▶ [Input rows]

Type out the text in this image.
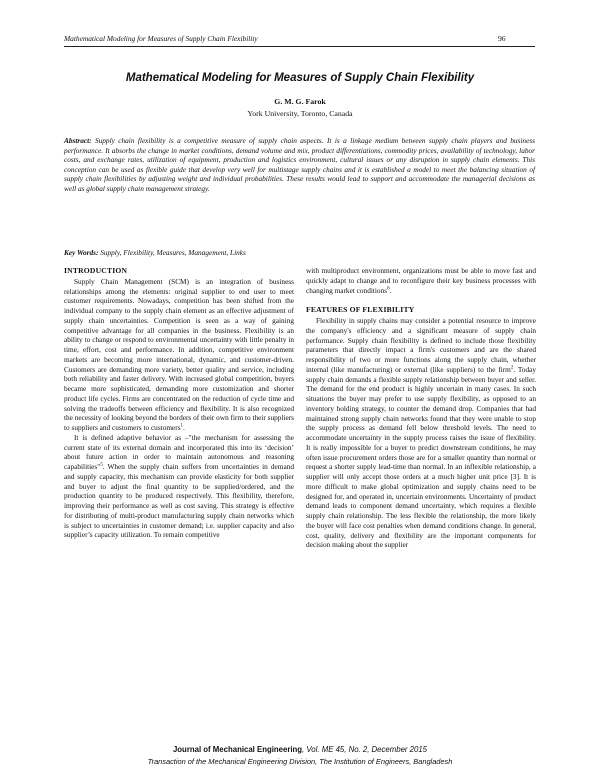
Mathematical Modeling for Measures of Supply Chain Flexibility	96
Mathematical Modeling for Measures of Supply Chain Flexibility
G. M. G. Farok
York University, Toronto, Canada
Abstract: Supply chain flexibility is a competitive measure of supply chain aspects. It is a linkage medium between supply chain players and business performance. It absorbs the change in market conditions, demand volume and mix, product differentiations, commodity prices, availability of technology, labor costs, and exchange rates, utilization of equipment, production and logistics environment, cultural issues or any disruption in supply chain elements. This conception can be used as flexible guide that develop very well for multistage supply chains and it is established a model to meet the balancing situation of supply chain flexibilities by adjusting weight and individual probabilities. These results would lead to support and accommodate the managerial decisions as well as global supply chain management strategy.
Key Words: Supply, Flexibility, Measures, Management, Links
INTRODUCTION

Supply Chain Management (SCM) is an integration of business relationships among the elements: original supplier to end user to meet customer requirements. Nowadays, competition has been shifted from the individual company to the supply chain element as an effective adjustment of supply chain uncertainties. Competition is seen as a way of gaining competitive advantage for all companies in the business. Flexibility is an ability to change or respond to environmental uncertainty with little penalty in time, effort, cost and performance. In addition, competitive environment markets are becoming more international, dynamic, and customer-driven. Customers are demanding more variety, better quality and service, including both reliability and faster delivery. With increased global competition, buyers became more sophisticated, demanding more customization and shorter product life cycles. Firms are concentrated on the reduction of cycle time and solving the tradeoffs between efficiency and flexibility. It is also recognized the necessity of looking beyond the borders of their own firm to their suppliers to suppliers and customers to customers$^1$.

It is defined adaptive behavior as –"the mechanism for assessing the current state of its external domain and incorporated this into its ‘decision’ about future action in order to maintain autonomous and reasoning capabilities"$^5$. When the supply chain suffers from uncertainties in demand and supply capacity, this mechanism can provide elasticity for both supplier and buyer to adjust the final quantity to be supplied/ordered, and the production quantity to be produced respectively. This flexibility, therefore, improving their performance as well as cost saving. This strategy is effective for distributing of multi-product manufacturing supply chain networks which is subject to uncertainties in customer demand; i.e. supplier capacity and also supplier’s capacity utilization. To remain competitive

with multiproduct environment, organizations must be able to move fast and quickly adapt to change and to reconfigure their key business processes with changing market conditions$^6$.

FEATURES OF FLEXIBILITY

Flexibility in supply chains may consider a potential resource to improve the company's efficiency and a significant measure of supply chain performance. Supply chain flexibility is defined to include those flexibility parameters that directly impact a firm's customers and are the shared responsibility of two or more functions along the supply chain, whether internal (like manufacturing) or external (like suppliers) to the firm$^2$. Today supply chain demands a flexible supply relationship between buyer and seller. The demand for the end product is highly uncertain in many cases. In such situations the buyer may prefer to use supply flexibility, as opposed to an inventory holding strategy, to counter the demand drop. Companies that had maintained strong supply chain networks found that they were unable to stop the supply process as demand fell below threshold levels. The need to accommodate uncertainty in the supply process raises the issue of flexibility. It is really impossible for a buyer to predict downstream conditions, he may often issue procurement orders those are for a smaller quantity than normal or request a shorter supply lead-time than normal. In an inflexible relationship, a supplier will only accept those orders at a much higher unit price [3]. It is more difficult to make global optimization and supply chains need to be designed for, and operated in, uncertain environments. Uncertainty of product demand leads to component demand uncertainty, which requires a flexible supply chain relationship. The less flexible the relationship, the more likely the buyer will face cost penalties when demand conditions change. In general, cost, quality, delivery and flexibility are the important components for decision making about the supplier

Journal of Mechanical Engineering, Vol. ME 45, No. 2, December 2015
Transaction of the Mechanical Engineering Division, The Institution of Engineers, Bangladesh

▶ [Given exercise] Give the entries again without a single change, but with no pictures.

▶ [Finished task]
Type out the text in this image.
Mathematical Modeling for Measures of Supply Chain Flexibility	96
Mathematical Modeling for Measures of Supply Chain Flexibility
G. M. G. Farok
York University, Toronto, Canada
Abstract: Supply chain flexibility is a competitive measure of supply chain aspects. It is a linkage medium between supply chain players and business performance. It absorbs the change in market conditions, demand volume and mix, product differentiations, commodity prices, availability of technology, labor costs, and exchange rates, utilization of equipment, production and logistics environment, cultural issues or any disruption in supply chain elements. This conception can be used as flexible guide that develop very well for multistage supply chains and it is established a model to meet the balancing situation of supply chain flexibilities by adjusting weight and individual probabilities. These results would lead to support and accommodate the managerial decisions as well as global supply chain management strategy.
Key Words: Supply, Flexibility, Measures, Management, Links
INTRODUCTION

Supply Chain Management (SCM) is an integration of business relationships among the elements: original supplier to end user to meet customer requirements. Nowadays, competition has been shifted from the individual company to the supply chain element as an effective adjustment of supply chain uncertainties. Competition is seen as a way of gaining competitive advantage for all companies in the business. Flexibility is an ability to change or respond to environmental uncertainty with little penalty in time, effort, cost and performance. In addition, competitive environment markets are becoming more international, dynamic, and customer-driven. Customers are demanding more variety, better quality and service, including both reliability and faster delivery. With increased global competition, buyers became more sophisticated, demanding more customization and shorter product life cycles. Firms are concentrated on the reduction of cycle time and solving the tradeoffs between efficiency and flexibility. It is also recognized the necessity of looking beyond the borders of their own firm to their suppliers to suppliers and customers to customers$^1$.

It is defined adaptive behavior as –"the mechanism for assessing the current state of its external domain and incorporated this into its ‘decision’ about future action in order to maintain autonomous and reasoning capabilities"$^5$. When the supply chain suffers from uncertainties in demand and supply capacity, this mechanism can provide elasticity for both supplier and buyer to adjust the final quantity to be supplied/ordered, and the production quantity to be produced respectively. This flexibility, therefore, improving their performance as well as cost saving. This strategy is effective for distributing of multi-product manufacturing supply chain networks which is subject to uncertainties in customer demand; i.e. supplier capacity and also supplier’s capacity utilization. To remain competitive

with multiproduct environment, organizations must be able to move fast and quickly adapt to change and to reconfigure their key business processes with changing market conditions$^6$.

FEATURES OF FLEXIBILITY

Flexibility in supply chains may consider a potential resource to improve the company's efficiency and a significant measure of supply chain performance. Supply chain flexibility is defined to include those flexibility parameters that directly impact a firm's customers and are the shared responsibility of two or more functions along the supply chain, whether internal (like manufacturing) or external (like suppliers) to the firm$^2$. Today supply chain demands a flexible supply relationship between buyer and seller. The demand for the end product is highly uncertain in many cases. In such situations the buyer may prefer to use supply flexibility, as opposed to an inventory holding strategy, to counter the demand drop. Companies that had maintained strong supply chain networks found that they were unable to stop the supply process as demand fell below threshold levels. The need to accommodate uncertainty in the supply process raises the issue of flexibility. It is really impossible for a buyer to predict downstream conditions, he may often issue procurement orders those are for a smaller quantity than normal or request a shorter supply lead-time than normal. In an inflexible relationship, a supplier will only accept those orders at a much higher unit price [3]. It is more difficult to make global optimization and supply chains need to be designed for, and operated in, uncertain environments. Uncertainty of product demand leads to component demand uncertainty, which requires a flexible supply chain relationship. The less flexible the relationship, the more likely the buyer will face cost penalties when demand conditions change. In general, cost, quality, delivery and flexibility are the important components for decision making about the supplier

Journal of Mechanical Engineering, Vol. ME 45, No. 2, December 2015
Transaction of the Mechanical Engineering Division, The Institution of Engineers, Bangladesh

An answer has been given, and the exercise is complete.